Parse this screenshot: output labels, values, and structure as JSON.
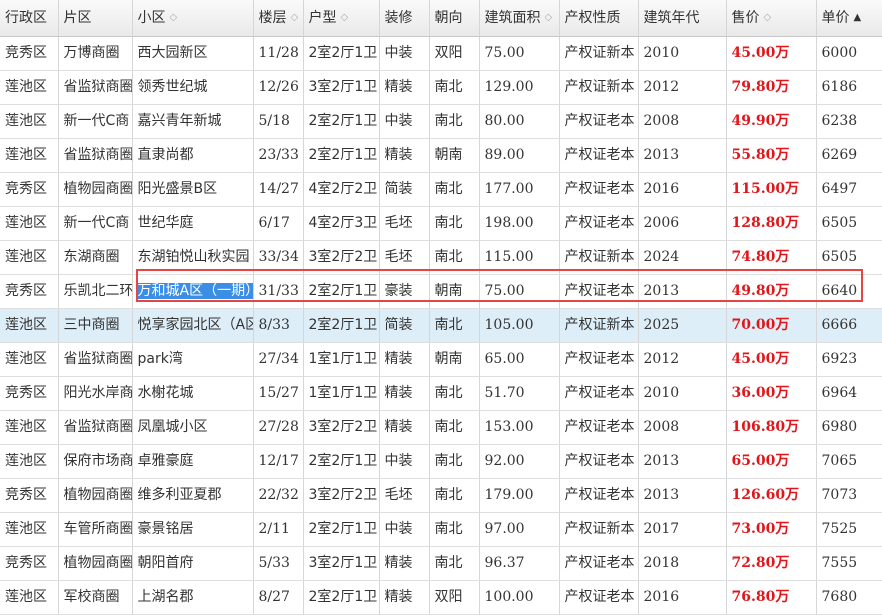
{
  "headers": [
    {
      "label": "行政区",
      "sort": ""
    },
    {
      "label": "片区",
      "sort": ""
    },
    {
      "label": "小区",
      "sort": "◇"
    },
    {
      "label": "楼层",
      "sort": "◇"
    },
    {
      "label": "户型",
      "sort": "◇"
    },
    {
      "label": "装修",
      "sort": ""
    },
    {
      "label": "朝向",
      "sort": ""
    },
    {
      "label": "建筑面积",
      "sort": "◇"
    },
    {
      "label": "产权性质",
      "sort": ""
    },
    {
      "label": "建筑年代",
      "sort": ""
    },
    {
      "label": "售价",
      "sort": "◇"
    },
    {
      "label": "单价",
      "sort": "▲"
    }
  ],
  "rows": [
    [
      "竞秀区",
      "万博商圈",
      "西大园新区",
      "11/28",
      "2室2厅1卫",
      "中装",
      "双阳",
      "75.00",
      "产权证新本",
      "2010",
      "45.00万",
      "6000"
    ],
    [
      "莲池区",
      "省监狱商圈",
      "领秀世纪城",
      "12/26",
      "3室2厅1卫",
      "精装",
      "南北",
      "129.00",
      "产权证新本",
      "2012",
      "79.80万",
      "6186"
    ],
    [
      "莲池区",
      "新一代C商",
      "嘉兴青年新城",
      "5/18",
      "2室2厅1卫",
      "中装",
      "南北",
      "80.00",
      "产权证老本",
      "2008",
      "49.90万",
      "6238"
    ],
    [
      "莲池区",
      "省监狱商圈",
      "直隶尚都",
      "23/33",
      "2室2厅1卫",
      "精装",
      "朝南",
      "89.00",
      "产权证老本",
      "2013",
      "55.80万",
      "6269"
    ],
    [
      "竞秀区",
      "植物园商圈",
      "阳光盛景B区",
      "14/27",
      "4室2厅2卫",
      "简装",
      "南北",
      "177.00",
      "产权证老本",
      "2016",
      "115.00万",
      "6497"
    ],
    [
      "莲池区",
      "新一代C商",
      "世纪华庭",
      "6/17",
      "4室2厅3卫",
      "毛坯",
      "南北",
      "198.00",
      "产权证老本",
      "2006",
      "128.80万",
      "6505"
    ],
    [
      "莲池区",
      "东湖商圈",
      "东湖铂悦山秋实园",
      "33/34",
      "3室2厅2卫",
      "毛坯",
      "南北",
      "115.00",
      "产权证新本",
      "2024",
      "74.80万",
      "6505"
    ],
    [
      "竞秀区",
      "乐凯北二环",
      "万和城A区（一期）",
      "31/33",
      "2室2厅1卫",
      "豪装",
      "朝南",
      "75.00",
      "产权证老本",
      "2013",
      "49.80万",
      "6640"
    ],
    [
      "莲池区",
      "三中商圈",
      "悦享家园北区（A区",
      "8/33",
      "2室2厅1卫",
      "简装",
      "南北",
      "105.00",
      "产权证新本",
      "2025",
      "70.00万",
      "6666"
    ],
    [
      "莲池区",
      "省监狱商圈",
      "park湾",
      "27/34",
      "1室1厅1卫",
      "精装",
      "朝南",
      "65.00",
      "产权证老本",
      "2012",
      "45.00万",
      "6923"
    ],
    [
      "竞秀区",
      "阳光水岸商",
      "水榭花城",
      "15/27",
      "1室1厅1卫",
      "精装",
      "南北",
      "51.70",
      "产权证老本",
      "2010",
      "36.00万",
      "6964"
    ],
    [
      "莲池区",
      "省监狱商圈",
      "凤凰城小区",
      "27/28",
      "3室2厅2卫",
      "精装",
      "南北",
      "153.00",
      "产权证老本",
      "2008",
      "106.80万",
      "6980"
    ],
    [
      "莲池区",
      "保府市场商",
      "卓雅豪庭",
      "12/17",
      "2室2厅1卫",
      "中装",
      "南北",
      "92.00",
      "产权证老本",
      "2013",
      "65.00万",
      "7065"
    ],
    [
      "竞秀区",
      "植物园商圈",
      "维多利亚夏郡",
      "22/32",
      "3室2厅2卫",
      "毛坯",
      "南北",
      "179.00",
      "产权证老本",
      "2013",
      "126.60万",
      "7073"
    ],
    [
      "莲池区",
      "车管所商圈",
      "豪景铭居",
      "2/11",
      "2室2厅1卫",
      "中装",
      "南北",
      "97.00",
      "产权证新本",
      "2017",
      "73.00万",
      "7525"
    ],
    [
      "竞秀区",
      "植物园商圈",
      "朝阳首府",
      "5/33",
      "3室2厅1卫",
      "精装",
      "南北",
      "96.37",
      "产权证老本",
      "2018",
      "72.80万",
      "7555"
    ],
    [
      "莲池区",
      "军校商圈",
      "上湖名郡",
      "8/27",
      "2室2厅1卫",
      "精装",
      "双阳",
      "100.00",
      "产权证老本",
      "2016",
      "76.80万",
      "7680"
    ]
  ],
  "selected_row_index": 7,
  "hover_row_index": 8,
  "colors": {
    "price": "#e0161a",
    "hover_row": "#ddeef8",
    "frame": "#e64545",
    "selection": "#3a8ee6"
  }
}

--*--

Reproduce every line precisely as given, omitting all pictures.

* Written response *
Parse this screenshot: output labels, values, and structure as JSON.
{
  "headers": [
    {
      "label": "行政区",
      "sort": ""
    },
    {
      "label": "片区",
      "sort": ""
    },
    {
      "label": "小区",
      "sort": "◇"
    },
    {
      "label": "楼层",
      "sort": "◇"
    },
    {
      "label": "户型",
      "sort": "◇"
    },
    {
      "label": "装修",
      "sort": ""
    },
    {
      "label": "朝向",
      "sort": ""
    },
    {
      "label": "建筑面积",
      "sort": "◇"
    },
    {
      "label": "产权性质",
      "sort": ""
    },
    {
      "label": "建筑年代",
      "sort": ""
    },
    {
      "label": "售价",
      "sort": "◇"
    },
    {
      "label": "单价",
      "sort": "▲"
    }
  ],
  "rows": [
    [
      "竞秀区",
      "万博商圈",
      "西大园新区",
      "11/28",
      "2室2厅1卫",
      "中装",
      "双阳",
      "75.00",
      "产权证新本",
      "2010",
      "45.00万",
      "6000"
    ],
    [
      "莲池区",
      "省监狱商圈",
      "领秀世纪城",
      "12/26",
      "3室2厅1卫",
      "精装",
      "南北",
      "129.00",
      "产权证新本",
      "2012",
      "79.80万",
      "6186"
    ],
    [
      "莲池区",
      "新一代C商",
      "嘉兴青年新城",
      "5/18",
      "2室2厅1卫",
      "中装",
      "南北",
      "80.00",
      "产权证老本",
      "2008",
      "49.90万",
      "6238"
    ],
    [
      "莲池区",
      "省监狱商圈",
      "直隶尚都",
      "23/33",
      "2室2厅1卫",
      "精装",
      "朝南",
      "89.00",
      "产权证老本",
      "2013",
      "55.80万",
      "6269"
    ],
    [
      "竞秀区",
      "植物园商圈",
      "阳光盛景B区",
      "14/27",
      "4室2厅2卫",
      "简装",
      "南北",
      "177.00",
      "产权证老本",
      "2016",
      "115.00万",
      "6497"
    ],
    [
      "莲池区",
      "新一代C商",
      "世纪华庭",
      "6/17",
      "4室2厅3卫",
      "毛坯",
      "南北",
      "198.00",
      "产权证老本",
      "2006",
      "128.80万",
      "6505"
    ],
    [
      "莲池区",
      "东湖商圈",
      "东湖铂悦山秋实园",
      "33/34",
      "3室2厅2卫",
      "毛坯",
      "南北",
      "115.00",
      "产权证新本",
      "2024",
      "74.80万",
      "6505"
    ],
    [
      "竞秀区",
      "乐凯北二环",
      "万和城A区（一期）",
      "31/33",
      "2室2厅1卫",
      "豪装",
      "朝南",
      "75.00",
      "产权证老本",
      "2013",
      "49.80万",
      "6640"
    ],
    [
      "莲池区",
      "三中商圈",
      "悦享家园北区（A区",
      "8/33",
      "2室2厅1卫",
      "简装",
      "南北",
      "105.00",
      "产权证新本",
      "2025",
      "70.00万",
      "6666"
    ],
    [
      "莲池区",
      "省监狱商圈",
      "park湾",
      "27/34",
      "1室1厅1卫",
      "精装",
      "朝南",
      "65.00",
      "产权证老本",
      "2012",
      "45.00万",
      "6923"
    ],
    [
      "竞秀区",
      "阳光水岸商",
      "水榭花城",
      "15/27",
      "1室1厅1卫",
      "精装",
      "南北",
      "51.70",
      "产权证老本",
      "2010",
      "36.00万",
      "6964"
    ],
    [
      "莲池区",
      "省监狱商圈",
      "凤凰城小区",
      "27/28",
      "3室2厅2卫",
      "精装",
      "南北",
      "153.00",
      "产权证老本",
      "2008",
      "106.80万",
      "6980"
    ],
    [
      "莲池区",
      "保府市场商",
      "卓雅豪庭",
      "12/17",
      "2室2厅1卫",
      "中装",
      "南北",
      "92.00",
      "产权证老本",
      "2013",
      "65.00万",
      "7065"
    ],
    [
      "竞秀区",
      "植物园商圈",
      "维多利亚夏郡",
      "22/32",
      "3室2厅2卫",
      "毛坯",
      "南北",
      "179.00",
      "产权证老本",
      "2013",
      "126.60万",
      "7073"
    ],
    [
      "莲池区",
      "车管所商圈",
      "豪景铭居",
      "2/11",
      "2室2厅1卫",
      "中装",
      "南北",
      "97.00",
      "产权证新本",
      "2017",
      "73.00万",
      "7525"
    ],
    [
      "竞秀区",
      "植物园商圈",
      "朝阳首府",
      "5/33",
      "3室2厅1卫",
      "精装",
      "南北",
      "96.37",
      "产权证老本",
      "2018",
      "72.80万",
      "7555"
    ],
    [
      "莲池区",
      "军校商圈",
      "上湖名郡",
      "8/27",
      "2室2厅1卫",
      "精装",
      "双阳",
      "100.00",
      "产权证老本",
      "2016",
      "76.80万",
      "7680"
    ]
  ],
  "selected_row_index": 7,
  "hover_row_index": 8,
  "colors": {
    "price": "#e0161a",
    "hover_row": "#ddeef8",
    "frame": "#e64545",
    "selection": "#3a8ee6"
  }
}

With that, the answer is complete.